start RECORDS FOR THIS EXERCISE

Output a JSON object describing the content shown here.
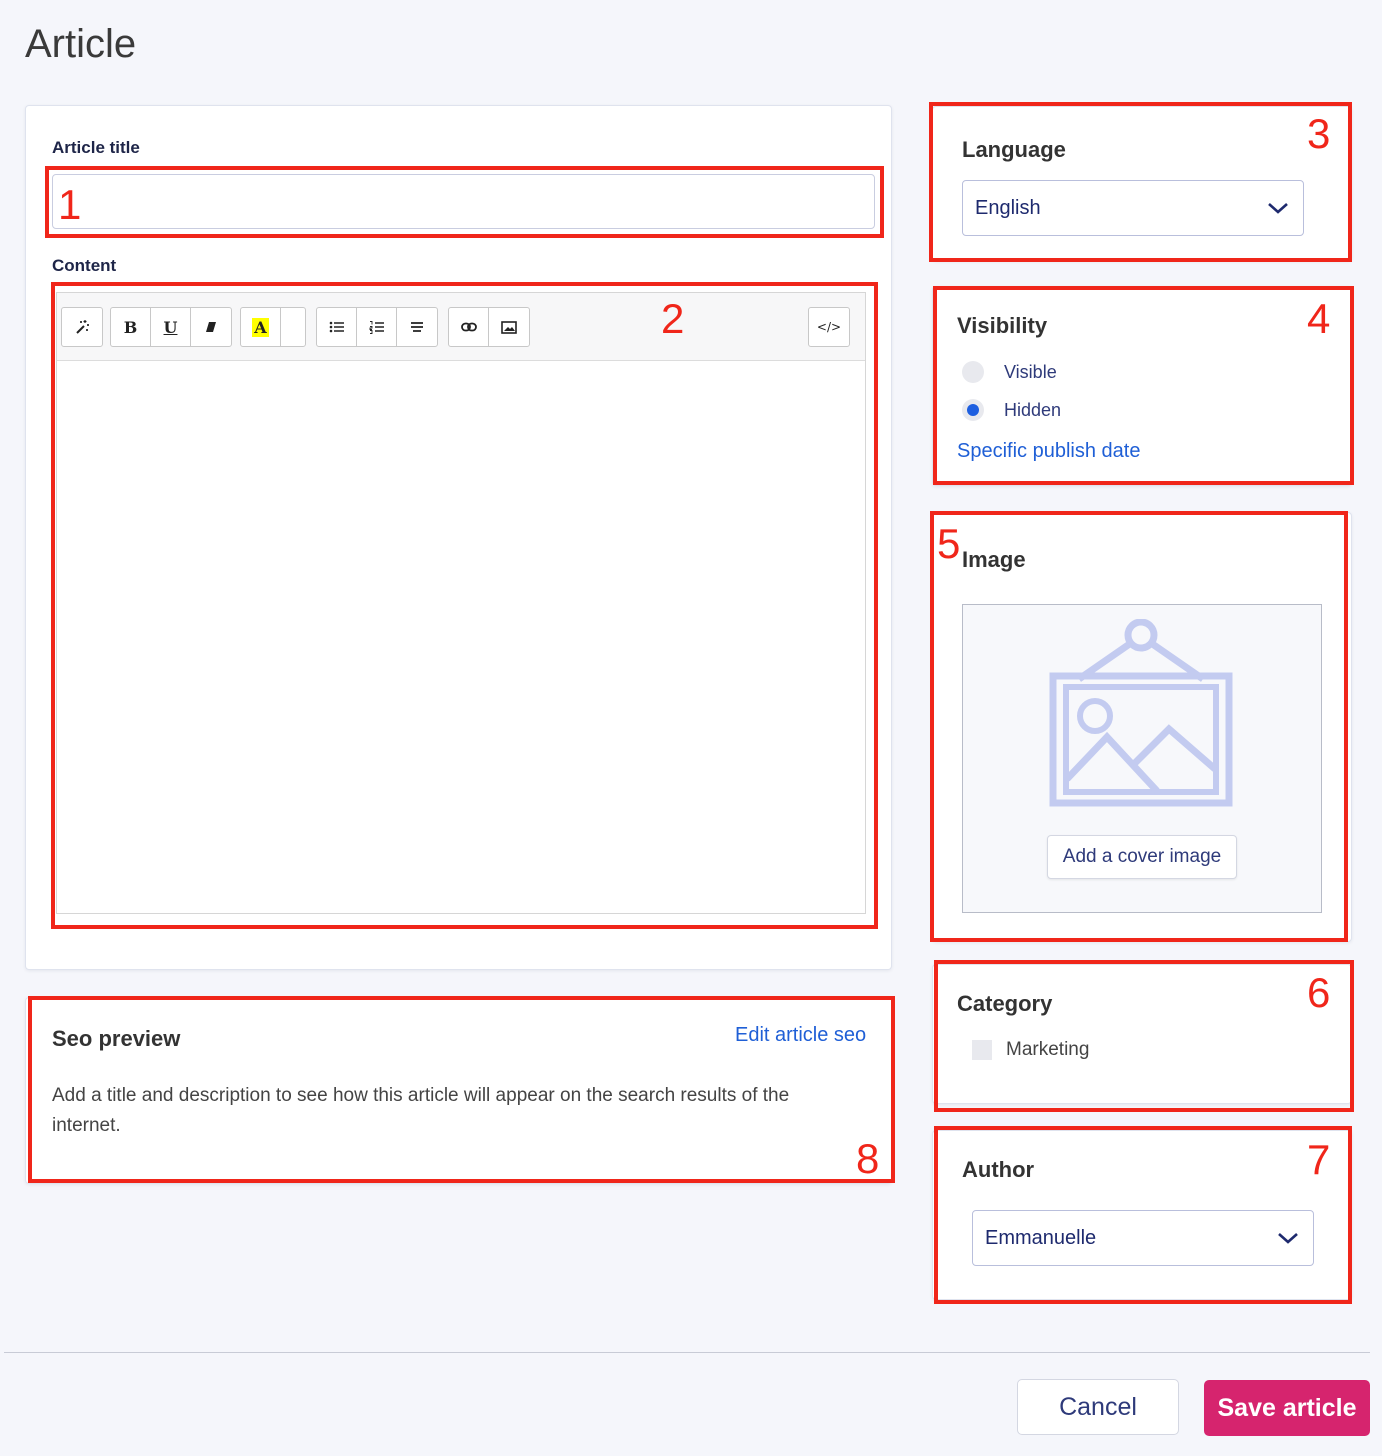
{
  "page": {
    "title": "Article"
  },
  "article_title": {
    "label": "Article title",
    "value": "",
    "marker": "1"
  },
  "content": {
    "label": "Content",
    "marker": "2",
    "toolbar": {
      "style_icon": "magic-wand-icon",
      "bold": "B",
      "underline": "U",
      "clear_format": "eraser-icon",
      "highlight": "A",
      "highlight_color": "#ffff00",
      "bullet_list": "unordered-list-icon",
      "numbered_list": "ordered-list-icon",
      "align": "align-icon",
      "link": "link-icon",
      "image": "image-icon",
      "code_view": "</>"
    }
  },
  "language": {
    "title": "Language",
    "value": "English",
    "marker": "3"
  },
  "visibility": {
    "title": "Visibility",
    "marker": "4",
    "options": [
      {
        "label": "Visible",
        "checked": false
      },
      {
        "label": "Hidden",
        "checked": true
      }
    ],
    "publish_link": "Specific publish date"
  },
  "image": {
    "title": "Image",
    "marker": "5",
    "button": "Add a cover image",
    "placeholder_icon": "picture-frame-icon"
  },
  "category": {
    "title": "Category",
    "marker": "6",
    "items": [
      {
        "label": "Marketing",
        "checked": false
      }
    ]
  },
  "author": {
    "title": "Author",
    "value": "Emmanuelle",
    "marker": "7"
  },
  "seo": {
    "title": "Seo preview",
    "edit_link": "Edit article seo",
    "description": "Add a title and description to see how this article will appear on the search results of the internet.",
    "marker": "8"
  },
  "footer": {
    "cancel": "Cancel",
    "save": "Save article"
  },
  "colors": {
    "annotation": "#f0261a",
    "accent": "#d6246e",
    "link": "#1f5fd6"
  }
}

end RECORDS FOR THIS EXERCISE

YOUR INSTRUCTIONS
Each entry should be repeated exactly as it appears; the pictures stay out.

EXERCISE ANSWER
Output a JSON object describing the content shown here.
{
  "page": {
    "title": "Article"
  },
  "article_title": {
    "label": "Article title",
    "value": "",
    "marker": "1"
  },
  "content": {
    "label": "Content",
    "marker": "2",
    "toolbar": {
      "style_icon": "magic-wand-icon",
      "bold": "B",
      "underline": "U",
      "clear_format": "eraser-icon",
      "highlight": "A",
      "highlight_color": "#ffff00",
      "bullet_list": "unordered-list-icon",
      "numbered_list": "ordered-list-icon",
      "align": "align-icon",
      "link": "link-icon",
      "image": "image-icon",
      "code_view": "</>"
    }
  },
  "language": {
    "title": "Language",
    "value": "English",
    "marker": "3"
  },
  "visibility": {
    "title": "Visibility",
    "marker": "4",
    "options": [
      {
        "label": "Visible",
        "checked": false
      },
      {
        "label": "Hidden",
        "checked": true
      }
    ],
    "publish_link": "Specific publish date"
  },
  "image": {
    "title": "Image",
    "marker": "5",
    "button": "Add a cover image",
    "placeholder_icon": "picture-frame-icon"
  },
  "category": {
    "title": "Category",
    "marker": "6",
    "items": [
      {
        "label": "Marketing",
        "checked": false
      }
    ]
  },
  "author": {
    "title": "Author",
    "value": "Emmanuelle",
    "marker": "7"
  },
  "seo": {
    "title": "Seo preview",
    "edit_link": "Edit article seo",
    "description": "Add a title and description to see how this article will appear on the search results of the internet.",
    "marker": "8"
  },
  "footer": {
    "cancel": "Cancel",
    "save": "Save article"
  },
  "colors": {
    "annotation": "#f0261a",
    "accent": "#d6246e",
    "link": "#1f5fd6"
  }
}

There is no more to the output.